§ **WHAT TO PRODUCE**: Go through the listing and return every line with "Phosphatase" in it.

[[ DATA FOR THE TASK, beginning ]]

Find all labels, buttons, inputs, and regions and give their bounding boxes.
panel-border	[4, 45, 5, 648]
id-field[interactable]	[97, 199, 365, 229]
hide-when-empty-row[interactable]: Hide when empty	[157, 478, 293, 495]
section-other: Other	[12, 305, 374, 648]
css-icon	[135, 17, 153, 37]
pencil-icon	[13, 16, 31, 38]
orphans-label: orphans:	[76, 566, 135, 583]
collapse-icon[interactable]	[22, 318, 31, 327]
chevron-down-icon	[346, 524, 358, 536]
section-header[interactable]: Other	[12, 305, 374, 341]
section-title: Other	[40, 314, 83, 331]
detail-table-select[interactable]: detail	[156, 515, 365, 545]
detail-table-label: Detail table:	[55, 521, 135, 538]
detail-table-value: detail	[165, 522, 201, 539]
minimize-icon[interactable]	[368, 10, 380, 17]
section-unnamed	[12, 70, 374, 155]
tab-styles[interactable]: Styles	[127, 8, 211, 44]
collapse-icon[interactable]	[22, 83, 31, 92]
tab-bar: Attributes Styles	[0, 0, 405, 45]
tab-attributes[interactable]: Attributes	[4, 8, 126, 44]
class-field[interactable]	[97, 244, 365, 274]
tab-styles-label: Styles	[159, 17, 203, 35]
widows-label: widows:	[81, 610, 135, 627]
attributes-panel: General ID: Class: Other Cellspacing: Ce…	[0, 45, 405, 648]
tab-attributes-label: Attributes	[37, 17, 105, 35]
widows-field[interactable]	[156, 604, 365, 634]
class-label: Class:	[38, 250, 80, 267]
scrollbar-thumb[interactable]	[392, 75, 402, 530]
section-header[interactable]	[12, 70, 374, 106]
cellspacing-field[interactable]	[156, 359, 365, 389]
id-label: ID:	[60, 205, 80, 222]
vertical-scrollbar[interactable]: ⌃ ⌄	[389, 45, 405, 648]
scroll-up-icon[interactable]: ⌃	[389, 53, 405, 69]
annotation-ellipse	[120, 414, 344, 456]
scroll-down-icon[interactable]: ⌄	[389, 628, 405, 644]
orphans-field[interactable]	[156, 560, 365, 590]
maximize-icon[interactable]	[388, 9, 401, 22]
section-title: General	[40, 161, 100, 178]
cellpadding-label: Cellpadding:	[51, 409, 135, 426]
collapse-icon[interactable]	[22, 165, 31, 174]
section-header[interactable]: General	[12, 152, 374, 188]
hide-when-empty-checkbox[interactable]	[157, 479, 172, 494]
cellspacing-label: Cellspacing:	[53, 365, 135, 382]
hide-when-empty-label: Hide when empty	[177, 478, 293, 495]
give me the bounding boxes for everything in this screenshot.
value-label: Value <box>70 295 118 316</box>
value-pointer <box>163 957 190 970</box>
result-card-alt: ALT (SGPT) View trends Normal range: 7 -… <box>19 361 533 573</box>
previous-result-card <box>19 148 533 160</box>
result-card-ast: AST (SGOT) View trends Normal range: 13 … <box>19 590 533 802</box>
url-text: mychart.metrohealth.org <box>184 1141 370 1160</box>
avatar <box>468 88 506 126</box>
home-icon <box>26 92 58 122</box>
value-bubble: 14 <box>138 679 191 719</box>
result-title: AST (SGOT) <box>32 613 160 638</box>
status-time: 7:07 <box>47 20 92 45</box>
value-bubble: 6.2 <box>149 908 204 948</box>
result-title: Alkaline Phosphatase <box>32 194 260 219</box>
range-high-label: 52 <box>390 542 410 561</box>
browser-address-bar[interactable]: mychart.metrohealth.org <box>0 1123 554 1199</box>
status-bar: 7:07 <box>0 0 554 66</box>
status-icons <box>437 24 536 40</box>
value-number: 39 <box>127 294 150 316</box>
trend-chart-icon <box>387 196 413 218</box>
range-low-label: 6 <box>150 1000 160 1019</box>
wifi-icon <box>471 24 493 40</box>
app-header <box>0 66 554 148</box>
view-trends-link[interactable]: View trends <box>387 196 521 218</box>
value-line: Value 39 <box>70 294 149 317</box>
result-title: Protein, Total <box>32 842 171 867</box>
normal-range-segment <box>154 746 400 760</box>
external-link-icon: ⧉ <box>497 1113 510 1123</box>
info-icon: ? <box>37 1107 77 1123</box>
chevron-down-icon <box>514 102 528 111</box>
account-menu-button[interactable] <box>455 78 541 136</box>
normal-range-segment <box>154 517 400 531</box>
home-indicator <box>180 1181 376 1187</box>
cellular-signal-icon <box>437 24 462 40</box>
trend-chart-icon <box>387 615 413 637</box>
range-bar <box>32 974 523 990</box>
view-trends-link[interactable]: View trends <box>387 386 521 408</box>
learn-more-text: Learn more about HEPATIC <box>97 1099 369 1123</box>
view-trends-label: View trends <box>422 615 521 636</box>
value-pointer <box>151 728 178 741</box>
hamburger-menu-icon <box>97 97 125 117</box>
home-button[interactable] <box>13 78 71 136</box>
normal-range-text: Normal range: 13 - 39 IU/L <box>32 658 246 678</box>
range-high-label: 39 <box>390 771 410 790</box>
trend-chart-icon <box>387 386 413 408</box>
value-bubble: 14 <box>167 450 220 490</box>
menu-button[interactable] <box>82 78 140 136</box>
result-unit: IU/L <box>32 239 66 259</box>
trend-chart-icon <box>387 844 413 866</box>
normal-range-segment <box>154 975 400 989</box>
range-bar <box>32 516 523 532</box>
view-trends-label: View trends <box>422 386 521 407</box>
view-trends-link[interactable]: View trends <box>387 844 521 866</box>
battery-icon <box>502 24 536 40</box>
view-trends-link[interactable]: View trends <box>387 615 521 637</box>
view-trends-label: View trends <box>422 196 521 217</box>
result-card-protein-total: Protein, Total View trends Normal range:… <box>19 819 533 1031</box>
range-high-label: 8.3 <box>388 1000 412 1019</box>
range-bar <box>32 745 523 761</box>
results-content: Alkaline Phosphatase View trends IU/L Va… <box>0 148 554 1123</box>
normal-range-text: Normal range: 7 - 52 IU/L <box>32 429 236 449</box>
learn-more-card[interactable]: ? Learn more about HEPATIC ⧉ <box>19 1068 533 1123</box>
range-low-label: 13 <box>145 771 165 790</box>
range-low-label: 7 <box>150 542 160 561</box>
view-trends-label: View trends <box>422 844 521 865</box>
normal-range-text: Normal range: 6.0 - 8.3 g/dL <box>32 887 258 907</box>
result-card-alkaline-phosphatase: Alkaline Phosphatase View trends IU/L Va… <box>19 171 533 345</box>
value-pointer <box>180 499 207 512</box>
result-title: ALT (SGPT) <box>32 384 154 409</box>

[[ DATA FOR THE TASK, end ]]

§ **EXERCISE ANSWER**:
result-title: Alkaline Phosphatase <box>32 194 260 219</box>
results-content: Alkaline Phosphatase View trends IU/L Va… <box>0 148 554 1123</box>
result-card-alkaline-phosphatase: Alkaline Phosphatase View trends IU/L Va… <box>19 171 533 345</box>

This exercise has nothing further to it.